_GIVEN EXERCISE_
Using the entries below, transcribe exactly the line containing "Extract all readable text from this page." and each line that follows it to the end.

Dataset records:

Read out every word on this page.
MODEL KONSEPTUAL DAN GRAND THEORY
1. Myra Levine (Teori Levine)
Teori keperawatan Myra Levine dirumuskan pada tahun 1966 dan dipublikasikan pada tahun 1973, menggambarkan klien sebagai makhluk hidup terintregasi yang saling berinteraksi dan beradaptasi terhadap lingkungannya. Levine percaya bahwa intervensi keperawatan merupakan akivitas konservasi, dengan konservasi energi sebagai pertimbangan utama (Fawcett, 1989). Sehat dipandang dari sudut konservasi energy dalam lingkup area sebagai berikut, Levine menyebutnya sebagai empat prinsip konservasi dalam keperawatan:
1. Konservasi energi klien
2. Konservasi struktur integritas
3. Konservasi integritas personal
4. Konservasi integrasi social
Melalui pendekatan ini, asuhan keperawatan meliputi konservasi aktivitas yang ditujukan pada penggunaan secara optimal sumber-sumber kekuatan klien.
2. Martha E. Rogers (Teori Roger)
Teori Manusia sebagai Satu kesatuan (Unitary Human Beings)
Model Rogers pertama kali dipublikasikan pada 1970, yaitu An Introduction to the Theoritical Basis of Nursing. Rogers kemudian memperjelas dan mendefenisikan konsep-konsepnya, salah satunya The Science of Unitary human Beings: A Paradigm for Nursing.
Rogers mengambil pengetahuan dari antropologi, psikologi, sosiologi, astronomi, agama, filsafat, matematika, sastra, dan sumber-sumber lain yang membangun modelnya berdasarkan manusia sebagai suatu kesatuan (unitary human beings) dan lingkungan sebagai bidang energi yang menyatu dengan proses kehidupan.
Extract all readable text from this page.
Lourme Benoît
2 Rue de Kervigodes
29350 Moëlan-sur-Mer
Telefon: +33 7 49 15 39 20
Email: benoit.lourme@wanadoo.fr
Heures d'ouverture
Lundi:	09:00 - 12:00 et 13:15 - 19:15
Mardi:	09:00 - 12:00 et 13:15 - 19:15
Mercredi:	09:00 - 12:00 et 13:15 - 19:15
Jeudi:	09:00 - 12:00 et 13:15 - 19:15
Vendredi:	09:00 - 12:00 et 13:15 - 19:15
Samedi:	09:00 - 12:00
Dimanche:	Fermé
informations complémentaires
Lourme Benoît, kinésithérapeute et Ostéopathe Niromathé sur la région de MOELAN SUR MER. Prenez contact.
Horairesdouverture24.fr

_EXPECTED ANSWER_
Extract all readable text from this page.
Lourme Benoît
2 Rue de Kervigodes
29350 Moëlan-sur-Mer
Telefon: +33 7 49 15 39 20
Email: benoit.lourme@wanadoo.fr
Heures d'ouverture
Lundi:	09:00 - 12:00 et 13:15 - 19:15
Mardi:	09:00 - 12:00 et 13:15 - 19:15
Mercredi:	09:00 - 12:00 et 13:15 - 19:15
Jeudi:	09:00 - 12:00 et 13:15 - 19:15
Vendredi:	09:00 - 12:00 et 13:15 - 19:15
Samedi:	09:00 - 12:00
Dimanche:	Fermé
informations complémentaires
Lourme Benoît, kinésithérapeute et Ostéopathe Niromathé sur la région de MOELAN SUR MER. Prenez contact.
Horairesdouverture24.fr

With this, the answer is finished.